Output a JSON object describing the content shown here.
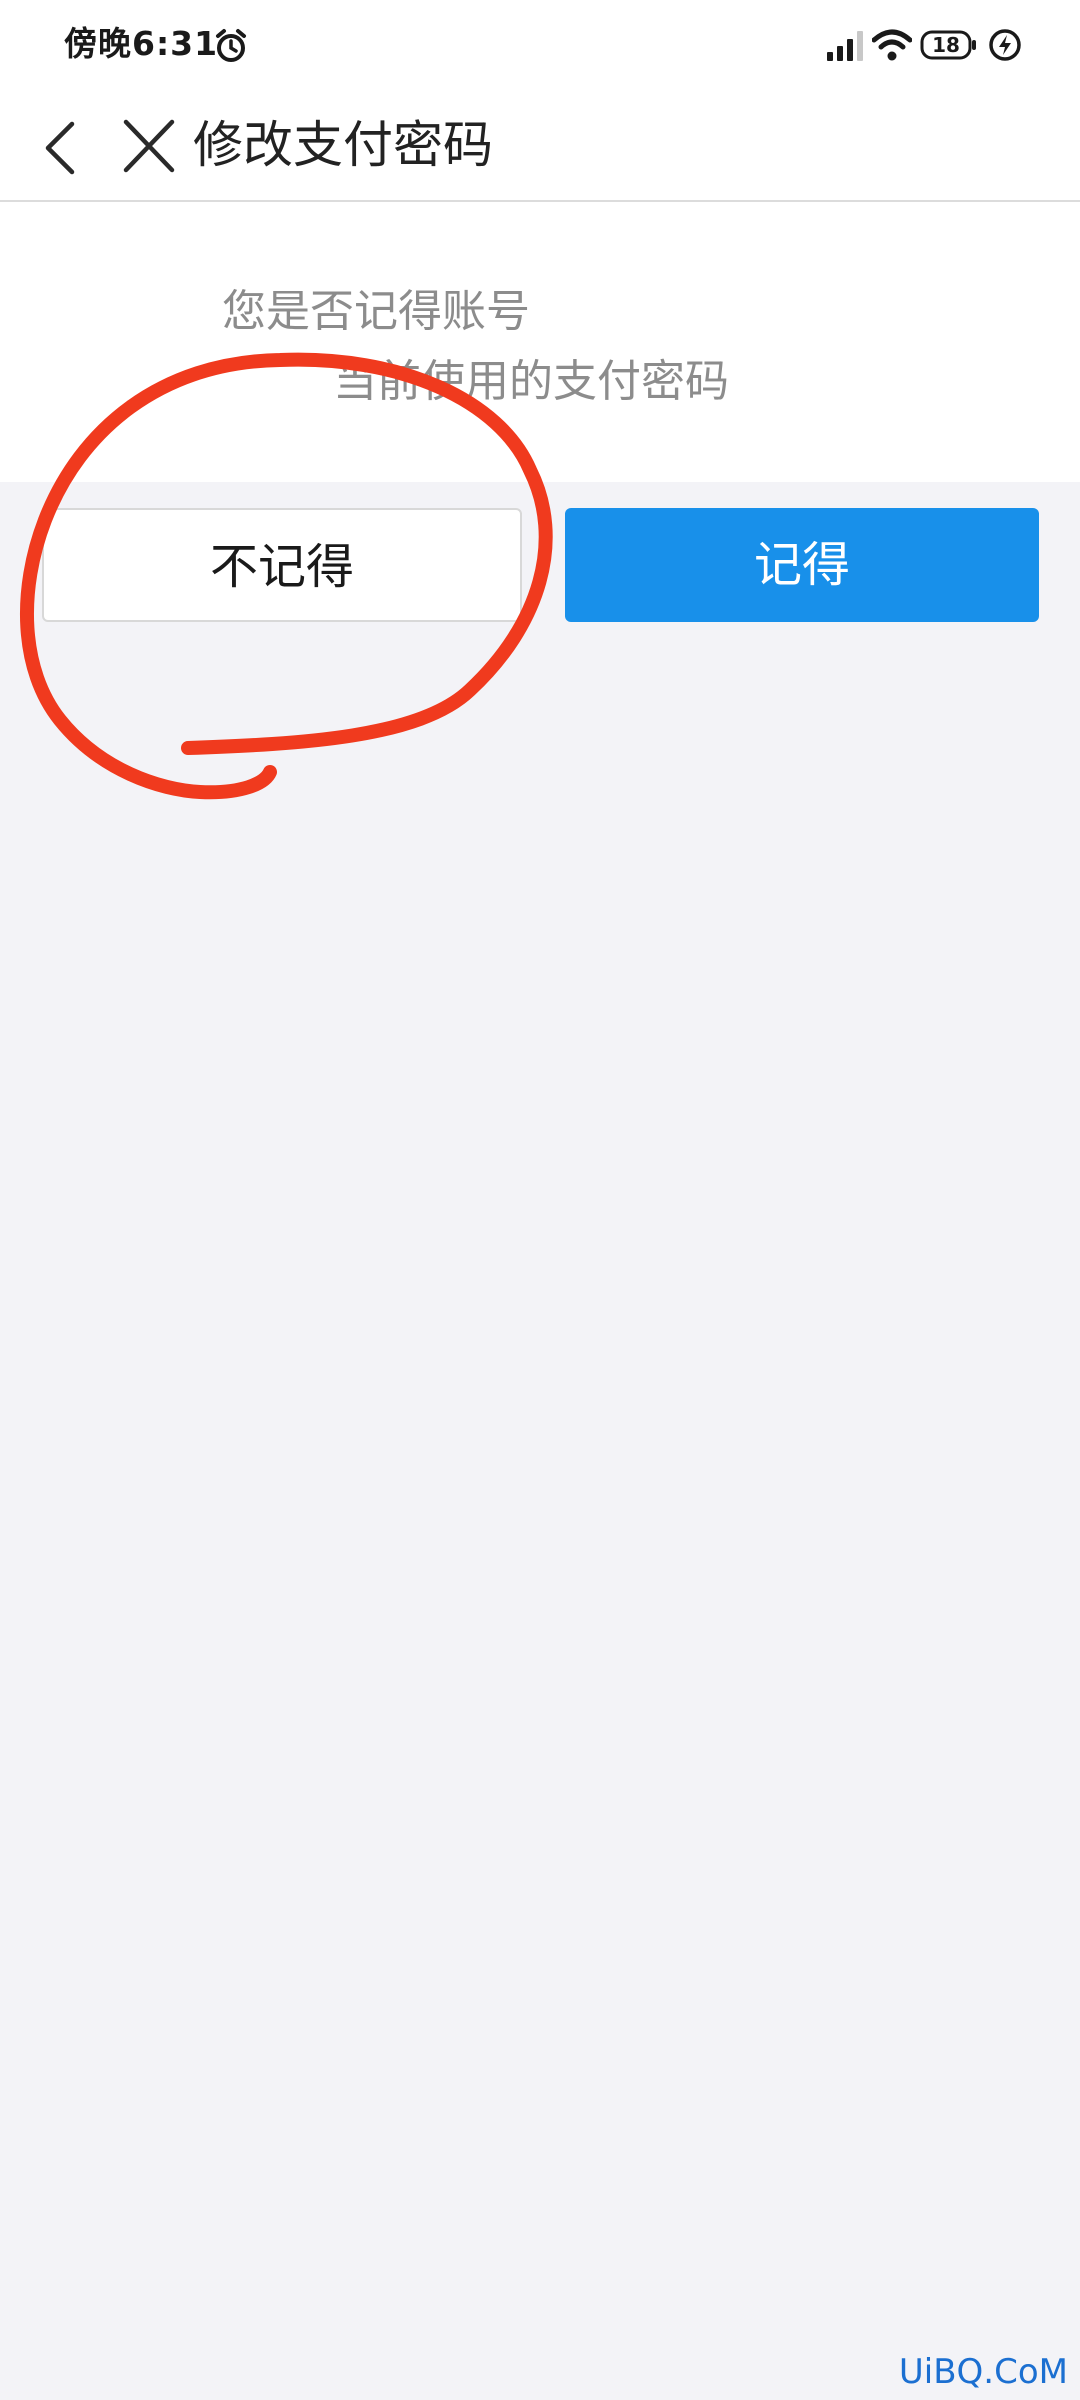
{
  "status_bar": {
    "time": "傍晚6:31",
    "battery": "18",
    "icons": [
      "alarm-icon",
      "signal-icon",
      "wifi-icon",
      "battery-icon",
      "charging-icon"
    ]
  },
  "nav": {
    "title": "修改支付密码",
    "icons": [
      "back-arrow-icon",
      "close-icon"
    ]
  },
  "question": {
    "line1": "您是否记得账号",
    "line2": "当前使用的支付密码"
  },
  "buttons": {
    "forgot": "不记得",
    "remember": "记得"
  },
  "watermark": "UiBQ.CoM",
  "colors": {
    "primary": "#1890ea",
    "annotation": "#f03a1e",
    "background": "#f3f3f7"
  }
}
......
## Task goal:
Take the entries shown above and quote them verbatim, passing over the pictures.

## Result for this exercise:
Output a JSON object describing the content shown here.
{
  "status_bar": {
    "time": "傍晚6:31",
    "battery": "18",
    "icons": [
      "alarm-icon",
      "signal-icon",
      "wifi-icon",
      "battery-icon",
      "charging-icon"
    ]
  },
  "nav": {
    "title": "修改支付密码",
    "icons": [
      "back-arrow-icon",
      "close-icon"
    ]
  },
  "question": {
    "line1": "您是否记得账号",
    "line2": "当前使用的支付密码"
  },
  "buttons": {
    "forgot": "不记得",
    "remember": "记得"
  },
  "watermark": "UiBQ.CoM",
  "colors": {
    "primary": "#1890ea",
    "annotation": "#f03a1e",
    "background": "#f3f3f7"
  }
}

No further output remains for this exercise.